> [WORK TO BE COMPLETED] Any picture among the records should be left out, please; retype the rest exactly.

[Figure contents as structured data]
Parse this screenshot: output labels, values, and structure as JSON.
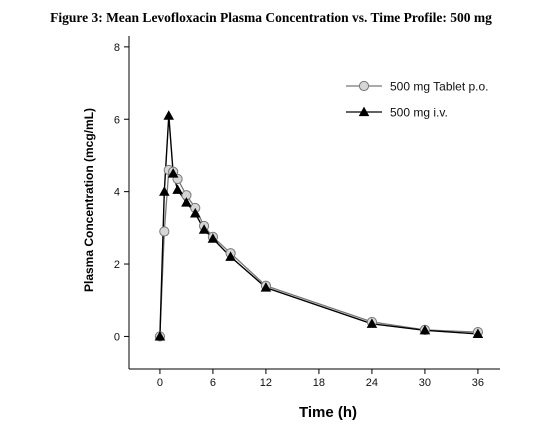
{
  "chart_data": {
    "type": "line",
    "title": "Figure 3: Mean Levofloxacin Plasma Concentration vs. Time Profile: 500 mg",
    "xlabel": "Time (h)",
    "ylabel": "Plasma Concentration (mcg/mL)",
    "xlim": [
      -3.5,
      38.5
    ],
    "ylim": [
      -0.9,
      8.3
    ],
    "xticks": [
      0,
      6,
      12,
      18,
      24,
      30,
      36
    ],
    "yticks": [
      0,
      2,
      4,
      6,
      8
    ],
    "grid": false,
    "legend_position": "top-right",
    "series": [
      {
        "name": "500 mg Tablet p.o.",
        "marker": "circle",
        "color": "#777777",
        "marker_fill": "#d6d6d6",
        "points": [
          {
            "x": 0,
            "y": 0.0
          },
          {
            "x": 0.5,
            "y": 2.9
          },
          {
            "x": 1,
            "y": 4.6
          },
          {
            "x": 1.5,
            "y": 4.55
          },
          {
            "x": 2,
            "y": 4.35
          },
          {
            "x": 3,
            "y": 3.9
          },
          {
            "x": 4,
            "y": 3.55
          },
          {
            "x": 5,
            "y": 3.05
          },
          {
            "x": 6,
            "y": 2.75
          },
          {
            "x": 8,
            "y": 2.3
          },
          {
            "x": 12,
            "y": 1.4
          },
          {
            "x": 24,
            "y": 0.4
          },
          {
            "x": 30,
            "y": 0.18
          },
          {
            "x": 36,
            "y": 0.12
          }
        ]
      },
      {
        "name": "500 mg i.v.",
        "marker": "triangle",
        "color": "#000000",
        "marker_fill": "#000000",
        "points": [
          {
            "x": 0,
            "y": 0.0
          },
          {
            "x": 0.5,
            "y": 4.0
          },
          {
            "x": 1,
            "y": 6.1
          },
          {
            "x": 1.5,
            "y": 4.5
          },
          {
            "x": 2,
            "y": 4.05
          },
          {
            "x": 3,
            "y": 3.7
          },
          {
            "x": 4,
            "y": 3.4
          },
          {
            "x": 5,
            "y": 2.95
          },
          {
            "x": 6,
            "y": 2.7
          },
          {
            "x": 8,
            "y": 2.2
          },
          {
            "x": 12,
            "y": 1.35
          },
          {
            "x": 24,
            "y": 0.35
          },
          {
            "x": 30,
            "y": 0.17
          },
          {
            "x": 36,
            "y": 0.07
          }
        ]
      }
    ]
  }
}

> [FULL RESPONSE]
Parse this screenshot: output labels, values, and structure as JSON.
{
  "chart_data": {
    "type": "line",
    "title": "Figure 3: Mean Levofloxacin Plasma Concentration vs. Time Profile: 500 mg",
    "xlabel": "Time (h)",
    "ylabel": "Plasma Concentration (mcg/mL)",
    "xlim": [
      -3.5,
      38.5
    ],
    "ylim": [
      -0.9,
      8.3
    ],
    "xticks": [
      0,
      6,
      12,
      18,
      24,
      30,
      36
    ],
    "yticks": [
      0,
      2,
      4,
      6,
      8
    ],
    "grid": false,
    "legend_position": "top-right",
    "series": [
      {
        "name": "500 mg Tablet p.o.",
        "marker": "circle",
        "color": "#777777",
        "marker_fill": "#d6d6d6",
        "points": [
          {
            "x": 0,
            "y": 0.0
          },
          {
            "x": 0.5,
            "y": 2.9
          },
          {
            "x": 1,
            "y": 4.6
          },
          {
            "x": 1.5,
            "y": 4.55
          },
          {
            "x": 2,
            "y": 4.35
          },
          {
            "x": 3,
            "y": 3.9
          },
          {
            "x": 4,
            "y": 3.55
          },
          {
            "x": 5,
            "y": 3.05
          },
          {
            "x": 6,
            "y": 2.75
          },
          {
            "x": 8,
            "y": 2.3
          },
          {
            "x": 12,
            "y": 1.4
          },
          {
            "x": 24,
            "y": 0.4
          },
          {
            "x": 30,
            "y": 0.18
          },
          {
            "x": 36,
            "y": 0.12
          }
        ]
      },
      {
        "name": "500 mg i.v.",
        "marker": "triangle",
        "color": "#000000",
        "marker_fill": "#000000",
        "points": [
          {
            "x": 0,
            "y": 0.0
          },
          {
            "x": 0.5,
            "y": 4.0
          },
          {
            "x": 1,
            "y": 6.1
          },
          {
            "x": 1.5,
            "y": 4.5
          },
          {
            "x": 2,
            "y": 4.05
          },
          {
            "x": 3,
            "y": 3.7
          },
          {
            "x": 4,
            "y": 3.4
          },
          {
            "x": 5,
            "y": 2.95
          },
          {
            "x": 6,
            "y": 2.7
          },
          {
            "x": 8,
            "y": 2.2
          },
          {
            "x": 12,
            "y": 1.35
          },
          {
            "x": 24,
            "y": 0.35
          },
          {
            "x": 30,
            "y": 0.17
          },
          {
            "x": 36,
            "y": 0.07
          }
        ]
      }
    ]
  }
}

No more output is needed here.